(Recorded data)
□ □ □ □ □ □ □

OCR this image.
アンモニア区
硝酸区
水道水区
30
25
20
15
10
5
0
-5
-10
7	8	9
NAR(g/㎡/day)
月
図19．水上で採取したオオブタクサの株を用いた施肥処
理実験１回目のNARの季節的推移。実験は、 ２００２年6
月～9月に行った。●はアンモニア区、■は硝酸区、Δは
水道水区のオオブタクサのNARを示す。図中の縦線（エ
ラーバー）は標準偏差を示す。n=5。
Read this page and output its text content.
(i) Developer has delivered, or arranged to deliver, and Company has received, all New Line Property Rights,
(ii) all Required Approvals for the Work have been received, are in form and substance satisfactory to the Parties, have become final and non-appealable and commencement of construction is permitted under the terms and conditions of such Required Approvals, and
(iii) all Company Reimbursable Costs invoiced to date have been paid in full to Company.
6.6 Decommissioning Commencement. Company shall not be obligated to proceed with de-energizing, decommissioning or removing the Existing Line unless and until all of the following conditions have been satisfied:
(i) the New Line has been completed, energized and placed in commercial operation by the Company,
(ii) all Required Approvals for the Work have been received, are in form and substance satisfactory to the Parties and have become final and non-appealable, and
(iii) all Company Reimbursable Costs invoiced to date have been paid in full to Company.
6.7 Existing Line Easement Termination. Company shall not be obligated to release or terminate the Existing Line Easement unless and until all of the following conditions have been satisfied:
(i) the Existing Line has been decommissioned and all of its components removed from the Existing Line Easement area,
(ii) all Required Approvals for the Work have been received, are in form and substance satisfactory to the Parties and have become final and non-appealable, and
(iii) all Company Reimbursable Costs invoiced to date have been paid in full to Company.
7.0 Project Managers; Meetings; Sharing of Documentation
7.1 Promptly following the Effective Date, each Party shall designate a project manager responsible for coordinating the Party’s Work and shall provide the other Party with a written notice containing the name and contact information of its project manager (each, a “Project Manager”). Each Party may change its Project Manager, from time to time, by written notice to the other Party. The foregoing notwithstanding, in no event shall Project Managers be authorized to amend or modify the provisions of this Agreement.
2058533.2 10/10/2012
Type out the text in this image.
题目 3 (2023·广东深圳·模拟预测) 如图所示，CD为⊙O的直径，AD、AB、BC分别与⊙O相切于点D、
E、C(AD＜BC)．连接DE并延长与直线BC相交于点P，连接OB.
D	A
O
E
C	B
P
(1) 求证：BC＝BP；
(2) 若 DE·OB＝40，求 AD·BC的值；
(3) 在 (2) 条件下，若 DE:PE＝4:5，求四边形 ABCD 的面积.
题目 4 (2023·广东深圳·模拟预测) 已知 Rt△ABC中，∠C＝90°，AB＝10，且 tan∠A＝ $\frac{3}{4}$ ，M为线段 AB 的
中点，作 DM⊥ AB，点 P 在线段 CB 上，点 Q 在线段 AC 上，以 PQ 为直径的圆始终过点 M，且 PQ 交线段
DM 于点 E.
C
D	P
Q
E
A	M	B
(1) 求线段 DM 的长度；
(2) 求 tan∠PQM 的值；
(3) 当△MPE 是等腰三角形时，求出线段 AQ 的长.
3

□ □ □ □ □ □ □

### TASK TO COMPLETE
Show the lines of the material that contain the word "from".

### RESULT FOR THIS EXERCISE
(i) the Existing Line has been decommissioned and all of its components removed from the Existing Line Easement area,
7.1 Promptly following the Effective Date, each Party shall designate a project manager responsible for coordinating the Party’s Work and shall provide the other Party with a written notice containing the name and contact information of its project manager (each, a “Project Manager”). Each Party may change its Project Manager, from time to time, by written notice to the other Party. The foregoing notwithstanding, in no event shall Project Managers be authorized to amend or modify the provisions of this Agreement.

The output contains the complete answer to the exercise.